Word for word, print each line of the listing below; pictures stay out.
************
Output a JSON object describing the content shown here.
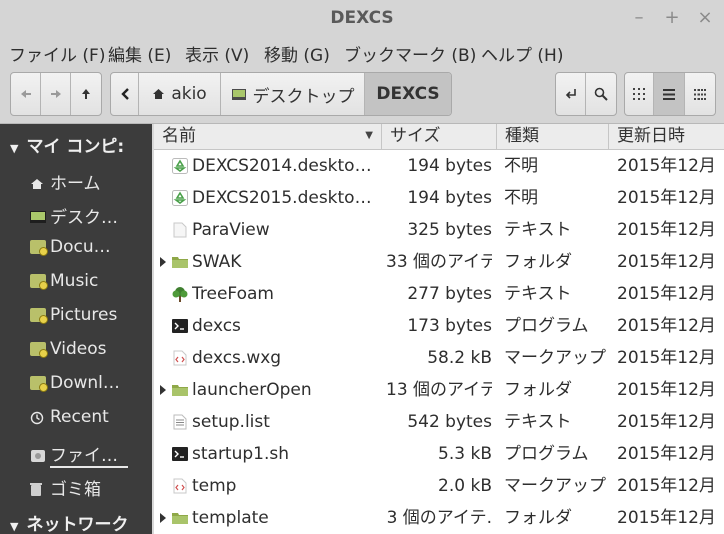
{
  "window": {
    "title": "DEXCS"
  },
  "menu": [
    "ファイル (F)",
    "編集 (E)",
    "表示 (V)",
    "移動 (G)",
    "ブックマーク (B)",
    "ヘルプ (H)"
  ],
  "breadcrumbs": [
    "akio",
    "デスクトップ",
    "DEXCS"
  ],
  "sidebar": {
    "section_computer": "マイ コンピ:",
    "items": [
      "ホーム",
      "デスク…",
      "Docu…",
      "Music",
      "Pictures",
      "Videos",
      "Downl…",
      "Recent",
      "ファイ…",
      "ゴミ箱"
    ],
    "section_network": "ネットワーク"
  },
  "columns": {
    "name": "名前",
    "size": "サイズ",
    "type": "種類",
    "date": "更新日時"
  },
  "files": [
    {
      "name": "DEXCS2014.deskto…",
      "size": "194 bytes",
      "type": "不明",
      "date": "2015年12月",
      "icon": "recycle-icon"
    },
    {
      "name": "DEXCS2015.deskto…",
      "size": "194 bytes",
      "type": "不明",
      "date": "2015年12月",
      "icon": "recycle-icon"
    },
    {
      "name": "ParaView",
      "size": "325 bytes",
      "type": "テキスト",
      "date": "2015年12月",
      "icon": "blank-file-icon"
    },
    {
      "name": "SWAK",
      "size": "33 個のアイテ",
      "type": "フォルダ",
      "date": "2015年12月",
      "icon": "folder-icon"
    },
    {
      "name": "TreeFoam",
      "size": "277 bytes",
      "type": "テキスト",
      "date": "2015年12月",
      "icon": "tree-icon"
    },
    {
      "name": "dexcs",
      "size": "173 bytes",
      "type": "プログラム",
      "date": "2015年12月",
      "icon": "terminal-icon"
    },
    {
      "name": "dexcs.wxg",
      "size": "58.2 kB",
      "type": "マークアップ",
      "date": "2015年12月",
      "icon": "markup-icon"
    },
    {
      "name": "launcherOpen",
      "size": "13 個のアイテ",
      "type": "フォルダ",
      "date": "2015年12月",
      "icon": "folder-icon"
    },
    {
      "name": "setup.list",
      "size": "542 bytes",
      "type": "テキスト",
      "date": "2015年12月",
      "icon": "text-file-icon"
    },
    {
      "name": "startup1.sh",
      "size": "5.3 kB",
      "type": "プログラム",
      "date": "2015年12月",
      "icon": "terminal-icon"
    },
    {
      "name": "temp",
      "size": "2.0 kB",
      "type": "マークアップ",
      "date": "2015年12月",
      "icon": "markup-icon"
    },
    {
      "name": "template",
      "size": "3 個のアイテ.",
      "type": "フォルダ",
      "date": "2015年12月",
      "icon": "folder-icon"
    }
  ]
}
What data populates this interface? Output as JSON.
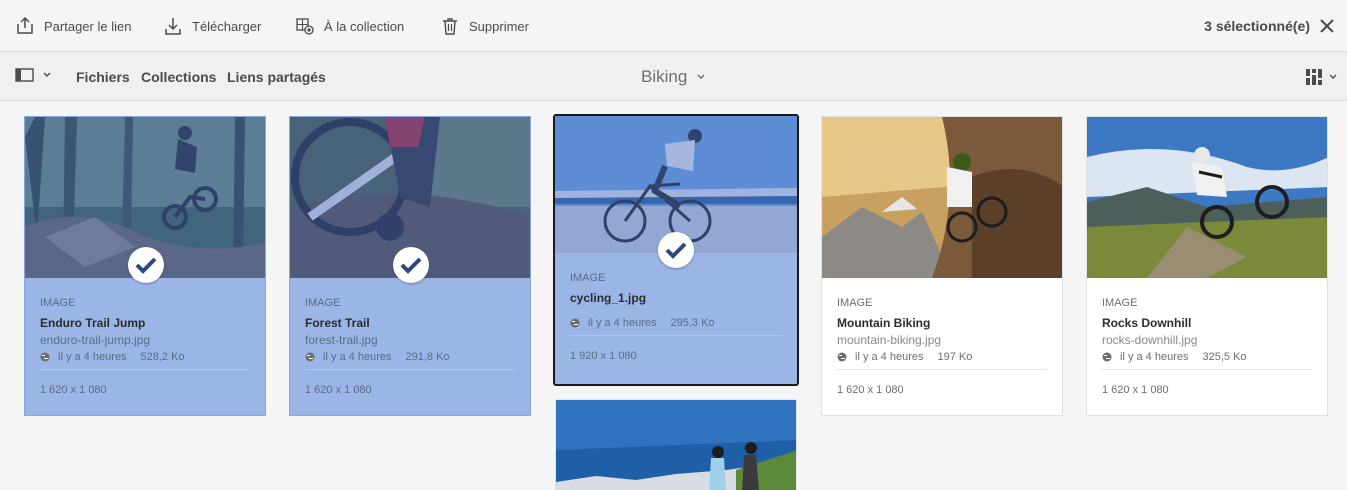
{
  "actionbar": {
    "share_label": "Partager le lien",
    "download_label": "Télécharger",
    "collection_label": "À la collection",
    "delete_label": "Supprimer",
    "selection_count": "3 sélectionné(e)"
  },
  "nav": {
    "files_label": "Fichiers",
    "collections_label": "Collections",
    "shared_links_label": "Liens partagés",
    "folder_title": "Biking"
  },
  "cards": [
    {
      "type": "IMAGE",
      "title": "Enduro Trail Jump",
      "filename": "enduro-trail-jump.jpg",
      "age": "il y a 4 heures",
      "size": "528,2 Ko",
      "dimensions": "1 620 x 1 080",
      "selected": true
    },
    {
      "type": "IMAGE",
      "title": "Forest Trail",
      "filename": "forest-trail.jpg",
      "age": "il y a 4 heures",
      "size": "291,8 Ko",
      "dimensions": "1 620 x 1 080",
      "selected": true
    },
    {
      "type": "IMAGE",
      "title": "cycling_1.jpg",
      "age": "il y a 4 heures",
      "size": "295,3 Ko",
      "dimensions": "1 920 x 1 080",
      "selected": true
    },
    {
      "type": "IMAGE",
      "title": "Mountain Biking",
      "filename": "mountain-biking.jpg",
      "age": "il y a 4 heures",
      "size": "197 Ko",
      "dimensions": "1 620 x 1 080",
      "selected": false
    },
    {
      "type": "IMAGE",
      "title": "Rocks Downhill",
      "filename": "rocks-downhill.jpg",
      "age": "il y a 4 heures",
      "size": "325,5 Ko",
      "dimensions": "1 620 x 1 080",
      "selected": false
    }
  ],
  "icons": {
    "share": "share-icon",
    "download": "download-icon",
    "collection": "add-to-collection-icon",
    "delete": "trash-icon",
    "close": "close-icon",
    "rail": "rail-toggle-icon",
    "chevron": "chevron-down-icon",
    "view": "card-view-icon",
    "globe": "globe-icon",
    "check": "checkmark-icon"
  },
  "colors": {
    "selected_card": "#9ab5e6",
    "accent": "#2c4a80"
  }
}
************
* Task response *
Output a JSON object describing the content shown here.
{
  "window": {
    "title": "DEXCS"
  },
  "menu": [
    "ファイル (F)",
    "編集 (E)",
    "表示 (V)",
    "移動 (G)",
    "ブックマーク (B)",
    "ヘルプ (H)"
  ],
  "breadcrumbs": [
    "akio",
    "デスクトップ",
    "DEXCS"
  ],
  "sidebar": {
    "section_computer": "マイ コンピ:",
    "items": [
      "ホーム",
      "デスク…",
      "Docu…",
      "Music",
      "Pictures",
      "Videos",
      "Downl…",
      "Recent",
      "ファイ…",
      "ゴミ箱"
    ],
    "section_network": "ネットワーク"
  },
  "columns": {
    "name": "名前",
    "size": "サイズ",
    "type": "種類",
    "date": "更新日時"
  },
  "files": [
    {
      "name": "DEXCS2014.deskto…",
      "size": "194 bytes",
      "type": "不明",
      "date": "2015年12月",
      "icon": "recycle-icon"
    },
    {
      "name": "DEXCS2015.deskto…",
      "size": "194 bytes",
      "type": "不明",
      "date": "2015年12月",
      "icon": "recycle-icon"
    },
    {
      "name": "ParaView",
      "size": "325 bytes",
      "type": "テキスト",
      "date": "2015年12月",
      "icon": "blank-file-icon"
    },
    {
      "name": "SWAK",
      "size": "33 個のアイテ",
      "type": "フォルダ",
      "date": "2015年12月",
      "icon": "folder-icon"
    },
    {
      "name": "TreeFoam",
      "size": "277 bytes",
      "type": "テキスト",
      "date": "2015年12月",
      "icon": "tree-icon"
    },
    {
      "name": "dexcs",
      "size": "173 bytes",
      "type": "プログラム",
      "date": "2015年12月",
      "icon": "terminal-icon"
    },
    {
      "name": "dexcs.wxg",
      "size": "58.2 kB",
      "type": "マークアップ",
      "date": "2015年12月",
      "icon": "markup-icon"
    },
    {
      "name": "launcherOpen",
      "size": "13 個のアイテ",
      "type": "フォルダ",
      "date": "2015年12月",
      "icon": "folder-icon"
    },
    {
      "name": "setup.list",
      "size": "542 bytes",
      "type": "テキスト",
      "date": "2015年12月",
      "icon": "text-file-icon"
    },
    {
      "name": "startup1.sh",
      "size": "5.3 kB",
      "type": "プログラム",
      "date": "2015年12月",
      "icon": "terminal-icon"
    },
    {
      "name": "temp",
      "size": "2.0 kB",
      "type": "マークアップ",
      "date": "2015年12月",
      "icon": "markup-icon"
    },
    {
      "name": "template",
      "size": "3 個のアイテ.",
      "type": "フォルダ",
      "date": "2015年12月",
      "icon": "folder-icon"
    }
  ]
}
What data populates this interface? Output as JSON.
{
  "actionbar": {
    "share_label": "Partager le lien",
    "download_label": "Télécharger",
    "collection_label": "À la collection",
    "delete_label": "Supprimer",
    "selection_count": "3 sélectionné(e)"
  },
  "nav": {
    "files_label": "Fichiers",
    "collections_label": "Collections",
    "shared_links_label": "Liens partagés",
    "folder_title": "Biking"
  },
  "cards": [
    {
      "type": "IMAGE",
      "title": "Enduro Trail Jump",
      "filename": "enduro-trail-jump.jpg",
      "age": "il y a 4 heures",
      "size": "528,2 Ko",
      "dimensions": "1 620 x 1 080",
      "selected": true
    },
    {
      "type": "IMAGE",
      "title": "Forest Trail",
      "filename": "forest-trail.jpg",
      "age": "il y a 4 heures",
      "size": "291,8 Ko",
      "dimensions": "1 620 x 1 080",
      "selected": true
    },
    {
      "type": "IMAGE",
      "title": "cycling_1.jpg",
      "age": "il y a 4 heures",
      "size": "295,3 Ko",
      "dimensions": "1 920 x 1 080",
      "selected": true
    },
    {
      "type": "IMAGE",
      "title": "Mountain Biking",
      "filename": "mountain-biking.jpg",
      "age": "il y a 4 heures",
      "size": "197 Ko",
      "dimensions": "1 620 x 1 080",
      "selected": false
    },
    {
      "type": "IMAGE",
      "title": "Rocks Downhill",
      "filename": "rocks-downhill.jpg",
      "age": "il y a 4 heures",
      "size": "325,5 Ko",
      "dimensions": "1 620 x 1 080",
      "selected": false
    }
  ],
  "icons": {
    "share": "share-icon",
    "download": "download-icon",
    "collection": "add-to-collection-icon",
    "delete": "trash-icon",
    "close": "close-icon",
    "rail": "rail-toggle-icon",
    "chevron": "chevron-down-icon",
    "view": "card-view-icon",
    "globe": "globe-icon",
    "check": "checkmark-icon"
  },
  "colors": {
    "selected_card": "#9ab5e6",
    "accent": "#2c4a80"
  }
}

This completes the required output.